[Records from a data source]
────────────────

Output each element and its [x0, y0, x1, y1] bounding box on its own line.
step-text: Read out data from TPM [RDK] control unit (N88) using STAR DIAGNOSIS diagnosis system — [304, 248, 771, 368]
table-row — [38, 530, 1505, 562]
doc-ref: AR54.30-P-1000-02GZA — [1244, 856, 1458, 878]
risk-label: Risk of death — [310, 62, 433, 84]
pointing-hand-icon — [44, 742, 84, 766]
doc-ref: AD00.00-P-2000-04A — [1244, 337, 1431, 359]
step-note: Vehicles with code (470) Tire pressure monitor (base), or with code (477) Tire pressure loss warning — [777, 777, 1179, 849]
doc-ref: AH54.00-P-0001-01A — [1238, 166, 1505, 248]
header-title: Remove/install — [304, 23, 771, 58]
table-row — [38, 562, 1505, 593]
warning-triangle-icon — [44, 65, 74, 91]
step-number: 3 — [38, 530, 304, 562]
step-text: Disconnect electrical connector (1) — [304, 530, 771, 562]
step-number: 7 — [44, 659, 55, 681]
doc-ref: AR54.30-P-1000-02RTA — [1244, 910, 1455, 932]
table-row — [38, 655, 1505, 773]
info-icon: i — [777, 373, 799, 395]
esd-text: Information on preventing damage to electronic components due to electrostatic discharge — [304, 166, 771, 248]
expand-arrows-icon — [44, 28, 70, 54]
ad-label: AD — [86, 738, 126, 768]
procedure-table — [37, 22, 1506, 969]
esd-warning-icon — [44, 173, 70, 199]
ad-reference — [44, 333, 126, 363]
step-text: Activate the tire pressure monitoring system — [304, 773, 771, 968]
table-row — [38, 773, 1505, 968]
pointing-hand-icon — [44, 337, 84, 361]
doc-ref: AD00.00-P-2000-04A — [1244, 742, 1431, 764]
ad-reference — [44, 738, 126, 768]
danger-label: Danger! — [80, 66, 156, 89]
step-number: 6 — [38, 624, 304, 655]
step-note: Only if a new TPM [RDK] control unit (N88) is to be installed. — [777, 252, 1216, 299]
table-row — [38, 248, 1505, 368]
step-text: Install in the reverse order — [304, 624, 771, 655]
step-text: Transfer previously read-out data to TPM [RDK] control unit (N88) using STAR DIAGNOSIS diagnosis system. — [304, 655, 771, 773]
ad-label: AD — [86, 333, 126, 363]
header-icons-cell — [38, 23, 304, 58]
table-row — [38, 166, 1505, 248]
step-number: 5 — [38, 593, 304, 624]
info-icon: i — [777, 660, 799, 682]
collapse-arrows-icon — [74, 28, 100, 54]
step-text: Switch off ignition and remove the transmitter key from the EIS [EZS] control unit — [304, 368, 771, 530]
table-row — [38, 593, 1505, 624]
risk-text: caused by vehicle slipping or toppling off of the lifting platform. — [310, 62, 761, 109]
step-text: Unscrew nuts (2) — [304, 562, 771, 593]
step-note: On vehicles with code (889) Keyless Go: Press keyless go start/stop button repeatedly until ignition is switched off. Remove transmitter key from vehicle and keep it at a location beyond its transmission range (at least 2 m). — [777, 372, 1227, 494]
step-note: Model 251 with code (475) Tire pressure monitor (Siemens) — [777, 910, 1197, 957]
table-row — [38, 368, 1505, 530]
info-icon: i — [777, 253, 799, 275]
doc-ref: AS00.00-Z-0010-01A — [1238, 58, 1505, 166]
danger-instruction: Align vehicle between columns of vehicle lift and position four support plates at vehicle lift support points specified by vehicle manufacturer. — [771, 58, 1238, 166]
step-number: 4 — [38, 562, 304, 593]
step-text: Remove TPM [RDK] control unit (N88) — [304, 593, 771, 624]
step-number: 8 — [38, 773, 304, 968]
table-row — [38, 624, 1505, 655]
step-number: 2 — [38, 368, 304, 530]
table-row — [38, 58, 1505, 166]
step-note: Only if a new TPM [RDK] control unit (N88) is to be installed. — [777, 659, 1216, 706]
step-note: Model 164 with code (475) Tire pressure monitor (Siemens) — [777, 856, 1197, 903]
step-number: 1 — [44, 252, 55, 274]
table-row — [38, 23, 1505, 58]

────────────────

__What is needed__.
Reproduce every row above, line for line, without changing a single character.

__Written response__.
Output each element and its [x0, y0, x1, y1] bounding box on its own line.
step-text: Read out data from TPM [RDK] control unit (N88) using STAR DIAGNOSIS diagnosis system — [304, 248, 771, 368]
table-row — [38, 530, 1505, 562]
doc-ref: AR54.30-P-1000-02GZA — [1244, 856, 1458, 878]
risk-label: Risk of death — [310, 62, 433, 84]
pointing-hand-icon — [44, 742, 84, 766]
doc-ref: AD00.00-P-2000-04A — [1244, 337, 1431, 359]
step-note: Vehicles with code (470) Tire pressure monitor (base), or with code (477) Tire pressure loss warning — [777, 777, 1179, 849]
doc-ref: AH54.00-P-0001-01A — [1238, 166, 1505, 248]
header-title: Remove/install — [304, 23, 771, 58]
table-row — [38, 562, 1505, 593]
warning-triangle-icon — [44, 65, 74, 91]
step-number: 3 — [38, 530, 304, 562]
step-text: Disconnect electrical connector (1) — [304, 530, 771, 562]
step-number: 7 — [44, 659, 55, 681]
doc-ref: AR54.30-P-1000-02RTA — [1244, 910, 1455, 932]
table-row — [38, 655, 1505, 773]
info-icon: i — [777, 373, 799, 395]
esd-text: Information on preventing damage to electronic components due to electrostatic discharge — [304, 166, 771, 248]
expand-arrows-icon — [44, 28, 70, 54]
ad-label: AD — [86, 738, 126, 768]
procedure-table — [37, 22, 1506, 969]
esd-warning-icon — [44, 173, 70, 199]
ad-reference — [44, 333, 126, 363]
step-text: Activate the tire pressure monitoring system — [304, 773, 771, 968]
table-row — [38, 773, 1505, 968]
pointing-hand-icon — [44, 337, 84, 361]
doc-ref: AD00.00-P-2000-04A — [1244, 742, 1431, 764]
ad-reference — [44, 738, 126, 768]
danger-label: Danger! — [80, 66, 156, 89]
step-number: 6 — [38, 624, 304, 655]
step-note: Only if a new TPM [RDK] control unit (N88) is to be installed. — [777, 252, 1216, 299]
table-row — [38, 248, 1505, 368]
step-text: Install in the reverse order — [304, 624, 771, 655]
step-text: Transfer previously read-out data to TPM [RDK] control unit (N88) using STAR DIAGNOSIS diagnosis system. — [304, 655, 771, 773]
ad-label: AD — [86, 333, 126, 363]
header-icons-cell — [38, 23, 304, 58]
table-row — [38, 166, 1505, 248]
step-number: 5 — [38, 593, 304, 624]
info-icon: i — [777, 660, 799, 682]
collapse-arrows-icon — [74, 28, 100, 54]
step-text: Switch off ignition and remove the transmitter key from the EIS [EZS] control unit — [304, 368, 771, 530]
table-row — [38, 593, 1505, 624]
risk-text: caused by vehicle slipping or toppling off of the lifting platform. — [310, 62, 761, 109]
step-text: Unscrew nuts (2) — [304, 562, 771, 593]
step-note: On vehicles with code (889) Keyless Go: Press keyless go start/stop button repeatedly until ignition is switched off. Remove transmitter key from vehicle and keep it at a location beyond its transmission range (at least 2 m). — [777, 372, 1227, 494]
step-note: Model 251 with code (475) Tire pressure monitor (Siemens) — [777, 910, 1197, 957]
table-row — [38, 368, 1505, 530]
info-icon: i — [777, 253, 799, 275]
doc-ref: AS00.00-Z-0010-01A — [1238, 58, 1505, 166]
danger-instruction: Align vehicle between columns of vehicle lift and position four support plates at vehicle lift support points specified by vehicle manufacturer. — [771, 58, 1238, 166]
step-number: 4 — [38, 562, 304, 593]
step-text: Remove TPM [RDK] control unit (N88) — [304, 593, 771, 624]
step-number: 8 — [38, 773, 304, 968]
table-row — [38, 624, 1505, 655]
step-number: 2 — [38, 368, 304, 530]
table-row — [38, 58, 1505, 166]
step-note: Only if a new TPM [RDK] control unit (N88) is to be installed. — [777, 659, 1216, 706]
step-note: Model 164 with code (475) Tire pressure monitor (Siemens) — [777, 856, 1197, 903]
step-number: 1 — [44, 252, 55, 274]
table-row — [38, 23, 1505, 58]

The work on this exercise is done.